[Aim] Give back the entire listing verbatim.

begin Provided data

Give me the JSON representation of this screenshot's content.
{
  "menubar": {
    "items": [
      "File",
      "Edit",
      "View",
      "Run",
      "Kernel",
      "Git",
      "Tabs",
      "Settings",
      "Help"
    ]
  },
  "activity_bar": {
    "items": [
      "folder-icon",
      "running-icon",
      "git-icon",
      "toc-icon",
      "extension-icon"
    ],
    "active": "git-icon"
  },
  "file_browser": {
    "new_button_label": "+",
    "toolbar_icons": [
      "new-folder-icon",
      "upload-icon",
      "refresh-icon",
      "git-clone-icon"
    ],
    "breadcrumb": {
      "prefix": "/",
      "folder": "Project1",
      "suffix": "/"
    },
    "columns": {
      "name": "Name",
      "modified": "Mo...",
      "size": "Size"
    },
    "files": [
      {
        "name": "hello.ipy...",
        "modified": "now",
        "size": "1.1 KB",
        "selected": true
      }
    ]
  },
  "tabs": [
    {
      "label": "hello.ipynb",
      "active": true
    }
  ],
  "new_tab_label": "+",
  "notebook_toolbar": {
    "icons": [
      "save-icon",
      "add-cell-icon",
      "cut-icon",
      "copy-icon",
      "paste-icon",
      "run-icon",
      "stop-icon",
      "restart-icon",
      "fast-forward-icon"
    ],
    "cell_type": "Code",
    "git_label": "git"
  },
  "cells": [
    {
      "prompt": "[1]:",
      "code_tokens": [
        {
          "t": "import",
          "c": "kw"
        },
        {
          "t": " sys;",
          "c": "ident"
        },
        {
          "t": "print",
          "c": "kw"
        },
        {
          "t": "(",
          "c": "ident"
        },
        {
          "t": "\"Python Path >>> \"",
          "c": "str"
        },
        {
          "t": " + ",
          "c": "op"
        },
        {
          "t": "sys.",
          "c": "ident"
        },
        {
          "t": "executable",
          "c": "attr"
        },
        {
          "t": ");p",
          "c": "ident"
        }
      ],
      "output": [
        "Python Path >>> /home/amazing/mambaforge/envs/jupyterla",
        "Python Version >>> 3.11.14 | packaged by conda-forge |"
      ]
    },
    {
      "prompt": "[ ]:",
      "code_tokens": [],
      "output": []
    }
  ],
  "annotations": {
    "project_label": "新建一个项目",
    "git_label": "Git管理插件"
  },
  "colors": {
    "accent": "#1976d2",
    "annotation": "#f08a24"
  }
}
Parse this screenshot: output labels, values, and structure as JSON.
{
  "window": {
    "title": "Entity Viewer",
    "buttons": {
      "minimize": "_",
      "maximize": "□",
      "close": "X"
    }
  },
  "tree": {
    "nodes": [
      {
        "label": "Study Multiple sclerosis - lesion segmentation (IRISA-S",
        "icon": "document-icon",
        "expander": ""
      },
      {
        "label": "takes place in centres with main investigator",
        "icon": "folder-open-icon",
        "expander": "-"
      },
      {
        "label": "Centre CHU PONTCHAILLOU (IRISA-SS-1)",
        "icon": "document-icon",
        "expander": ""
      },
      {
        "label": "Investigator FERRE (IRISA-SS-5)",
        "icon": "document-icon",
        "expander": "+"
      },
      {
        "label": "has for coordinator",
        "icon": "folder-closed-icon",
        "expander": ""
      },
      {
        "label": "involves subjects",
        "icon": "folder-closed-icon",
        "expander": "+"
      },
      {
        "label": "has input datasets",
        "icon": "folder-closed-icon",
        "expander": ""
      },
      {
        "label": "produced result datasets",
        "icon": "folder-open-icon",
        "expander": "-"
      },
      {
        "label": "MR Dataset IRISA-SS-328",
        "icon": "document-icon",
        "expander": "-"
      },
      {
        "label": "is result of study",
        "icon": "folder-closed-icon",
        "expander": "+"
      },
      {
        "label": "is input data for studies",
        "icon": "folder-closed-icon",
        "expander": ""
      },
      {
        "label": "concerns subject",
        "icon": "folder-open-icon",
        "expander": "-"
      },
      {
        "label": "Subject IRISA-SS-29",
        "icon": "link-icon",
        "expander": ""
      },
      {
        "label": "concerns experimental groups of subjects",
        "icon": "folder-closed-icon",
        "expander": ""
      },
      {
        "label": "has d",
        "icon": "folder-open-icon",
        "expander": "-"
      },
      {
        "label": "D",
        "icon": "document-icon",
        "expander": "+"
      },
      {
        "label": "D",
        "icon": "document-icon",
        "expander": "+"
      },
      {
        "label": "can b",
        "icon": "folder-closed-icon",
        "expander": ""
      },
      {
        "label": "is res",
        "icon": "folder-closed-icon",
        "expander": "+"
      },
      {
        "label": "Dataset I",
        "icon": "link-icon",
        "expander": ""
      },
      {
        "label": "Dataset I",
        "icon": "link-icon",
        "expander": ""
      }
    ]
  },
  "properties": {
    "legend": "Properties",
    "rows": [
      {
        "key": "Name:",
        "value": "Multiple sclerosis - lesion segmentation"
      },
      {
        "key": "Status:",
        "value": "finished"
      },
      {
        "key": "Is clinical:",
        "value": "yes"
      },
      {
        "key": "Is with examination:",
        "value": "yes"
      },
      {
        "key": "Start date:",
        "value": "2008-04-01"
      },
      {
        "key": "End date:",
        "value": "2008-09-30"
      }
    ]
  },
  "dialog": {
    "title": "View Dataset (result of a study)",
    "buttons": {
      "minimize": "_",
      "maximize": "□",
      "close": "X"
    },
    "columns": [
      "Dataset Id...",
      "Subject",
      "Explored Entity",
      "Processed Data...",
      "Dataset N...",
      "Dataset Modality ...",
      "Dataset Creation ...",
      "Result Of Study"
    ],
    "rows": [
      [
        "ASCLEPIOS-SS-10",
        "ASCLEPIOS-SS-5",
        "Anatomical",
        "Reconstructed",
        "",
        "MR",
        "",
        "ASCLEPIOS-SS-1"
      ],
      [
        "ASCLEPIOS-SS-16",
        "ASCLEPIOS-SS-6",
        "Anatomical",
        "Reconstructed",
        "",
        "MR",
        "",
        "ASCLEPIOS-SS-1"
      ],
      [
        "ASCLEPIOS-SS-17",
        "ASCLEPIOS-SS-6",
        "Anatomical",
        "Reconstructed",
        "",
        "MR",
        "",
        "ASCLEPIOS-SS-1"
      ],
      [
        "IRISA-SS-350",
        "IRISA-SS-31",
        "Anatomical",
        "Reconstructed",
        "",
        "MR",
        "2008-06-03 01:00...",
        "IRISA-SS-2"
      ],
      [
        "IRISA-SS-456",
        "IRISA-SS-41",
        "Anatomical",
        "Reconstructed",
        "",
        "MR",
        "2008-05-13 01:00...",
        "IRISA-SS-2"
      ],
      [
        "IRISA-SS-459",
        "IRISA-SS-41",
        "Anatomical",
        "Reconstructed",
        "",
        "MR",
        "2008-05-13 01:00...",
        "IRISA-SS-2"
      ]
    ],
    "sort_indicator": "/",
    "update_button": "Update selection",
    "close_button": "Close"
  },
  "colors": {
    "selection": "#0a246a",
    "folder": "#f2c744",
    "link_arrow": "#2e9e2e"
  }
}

end Provided data

[Full output]
Give me the JSON representation of this screenshot's content.
{
  "menubar": {
    "items": [
      "File",
      "Edit",
      "View",
      "Run",
      "Kernel",
      "Git",
      "Tabs",
      "Settings",
      "Help"
    ]
  },
  "activity_bar": {
    "items": [
      "folder-icon",
      "running-icon",
      "git-icon",
      "toc-icon",
      "extension-icon"
    ],
    "active": "git-icon"
  },
  "file_browser": {
    "new_button_label": "+",
    "toolbar_icons": [
      "new-folder-icon",
      "upload-icon",
      "refresh-icon",
      "git-clone-icon"
    ],
    "breadcrumb": {
      "prefix": "/",
      "folder": "Project1",
      "suffix": "/"
    },
    "columns": {
      "name": "Name",
      "modified": "Mo...",
      "size": "Size"
    },
    "files": [
      {
        "name": "hello.ipy...",
        "modified": "now",
        "size": "1.1 KB",
        "selected": true
      }
    ]
  },
  "tabs": [
    {
      "label": "hello.ipynb",
      "active": true
    }
  ],
  "new_tab_label": "+",
  "notebook_toolbar": {
    "icons": [
      "save-icon",
      "add-cell-icon",
      "cut-icon",
      "copy-icon",
      "paste-icon",
      "run-icon",
      "stop-icon",
      "restart-icon",
      "fast-forward-icon"
    ],
    "cell_type": "Code",
    "git_label": "git"
  },
  "cells": [
    {
      "prompt": "[1]:",
      "code_tokens": [
        {
          "t": "import",
          "c": "kw"
        },
        {
          "t": " sys;",
          "c": "ident"
        },
        {
          "t": "print",
          "c": "kw"
        },
        {
          "t": "(",
          "c": "ident"
        },
        {
          "t": "\"Python Path >>> \"",
          "c": "str"
        },
        {
          "t": " + ",
          "c": "op"
        },
        {
          "t": "sys.",
          "c": "ident"
        },
        {
          "t": "executable",
          "c": "attr"
        },
        {
          "t": ");p",
          "c": "ident"
        }
      ],
      "output": [
        "Python Path >>> /home/amazing/mambaforge/envs/jupyterla",
        "Python Version >>> 3.11.14 | packaged by conda-forge |"
      ]
    },
    {
      "prompt": "[ ]:",
      "code_tokens": [],
      "output": []
    }
  ],
  "annotations": {
    "project_label": "新建一个项目",
    "git_label": "Git管理插件"
  },
  "colors": {
    "accent": "#1976d2",
    "annotation": "#f08a24"
  }
}
Parse this screenshot: output labels, values, and structure as JSON.
{
  "window": {
    "title": "Entity Viewer",
    "buttons": {
      "minimize": "_",
      "maximize": "□",
      "close": "X"
    }
  },
  "tree": {
    "nodes": [
      {
        "label": "Study Multiple sclerosis - lesion segmentation (IRISA-S",
        "icon": "document-icon",
        "expander": ""
      },
      {
        "label": "takes place in centres with main investigator",
        "icon": "folder-open-icon",
        "expander": "-"
      },
      {
        "label": "Centre CHU PONTCHAILLOU (IRISA-SS-1)",
        "icon": "document-icon",
        "expander": ""
      },
      {
        "label": "Investigator FERRE (IRISA-SS-5)",
        "icon": "document-icon",
        "expander": "+"
      },
      {
        "label": "has for coordinator",
        "icon": "folder-closed-icon",
        "expander": ""
      },
      {
        "label": "involves subjects",
        "icon": "folder-closed-icon",
        "expander": "+"
      },
      {
        "label": "has input datasets",
        "icon": "folder-closed-icon",
        "expander": ""
      },
      {
        "label": "produced result datasets",
        "icon": "folder-open-icon",
        "expander": "-"
      },
      {
        "label": "MR Dataset IRISA-SS-328",
        "icon": "document-icon",
        "expander": "-"
      },
      {
        "label": "is result of study",
        "icon": "folder-closed-icon",
        "expander": "+"
      },
      {
        "label": "is input data for studies",
        "icon": "folder-closed-icon",
        "expander": ""
      },
      {
        "label": "concerns subject",
        "icon": "folder-open-icon",
        "expander": "-"
      },
      {
        "label": "Subject IRISA-SS-29",
        "icon": "link-icon",
        "expander": ""
      },
      {
        "label": "concerns experimental groups of subjects",
        "icon": "folder-closed-icon",
        "expander": ""
      },
      {
        "label": "has d",
        "icon": "folder-open-icon",
        "expander": "-"
      },
      {
        "label": "D",
        "icon": "document-icon",
        "expander": "+"
      },
      {
        "label": "D",
        "icon": "document-icon",
        "expander": "+"
      },
      {
        "label": "can b",
        "icon": "folder-closed-icon",
        "expander": ""
      },
      {
        "label": "is res",
        "icon": "folder-closed-icon",
        "expander": "+"
      },
      {
        "label": "Dataset I",
        "icon": "link-icon",
        "expander": ""
      },
      {
        "label": "Dataset I",
        "icon": "link-icon",
        "expander": ""
      }
    ]
  },
  "properties": {
    "legend": "Properties",
    "rows": [
      {
        "key": "Name:",
        "value": "Multiple sclerosis - lesion segmentation"
      },
      {
        "key": "Status:",
        "value": "finished"
      },
      {
        "key": "Is clinical:",
        "value": "yes"
      },
      {
        "key": "Is with examination:",
        "value": "yes"
      },
      {
        "key": "Start date:",
        "value": "2008-04-01"
      },
      {
        "key": "End date:",
        "value": "2008-09-30"
      }
    ]
  },
  "dialog": {
    "title": "View Dataset (result of a study)",
    "buttons": {
      "minimize": "_",
      "maximize": "□",
      "close": "X"
    },
    "columns": [
      "Dataset Id...",
      "Subject",
      "Explored Entity",
      "Processed Data...",
      "Dataset N...",
      "Dataset Modality ...",
      "Dataset Creation ...",
      "Result Of Study"
    ],
    "rows": [
      [
        "ASCLEPIOS-SS-10",
        "ASCLEPIOS-SS-5",
        "Anatomical",
        "Reconstructed",
        "",
        "MR",
        "",
        "ASCLEPIOS-SS-1"
      ],
      [
        "ASCLEPIOS-SS-16",
        "ASCLEPIOS-SS-6",
        "Anatomical",
        "Reconstructed",
        "",
        "MR",
        "",
        "ASCLEPIOS-SS-1"
      ],
      [
        "ASCLEPIOS-SS-17",
        "ASCLEPIOS-SS-6",
        "Anatomical",
        "Reconstructed",
        "",
        "MR",
        "",
        "ASCLEPIOS-SS-1"
      ],
      [
        "IRISA-SS-350",
        "IRISA-SS-31",
        "Anatomical",
        "Reconstructed",
        "",
        "MR",
        "2008-06-03 01:00...",
        "IRISA-SS-2"
      ],
      [
        "IRISA-SS-456",
        "IRISA-SS-41",
        "Anatomical",
        "Reconstructed",
        "",
        "MR",
        "2008-05-13 01:00...",
        "IRISA-SS-2"
      ],
      [
        "IRISA-SS-459",
        "IRISA-SS-41",
        "Anatomical",
        "Reconstructed",
        "",
        "MR",
        "2008-05-13 01:00...",
        "IRISA-SS-2"
      ]
    ],
    "sort_indicator": "/",
    "update_button": "Update selection",
    "close_button": "Close"
  },
  "colors": {
    "selection": "#0a246a",
    "folder": "#f2c744",
    "link_arrow": "#2e9e2e"
  }
}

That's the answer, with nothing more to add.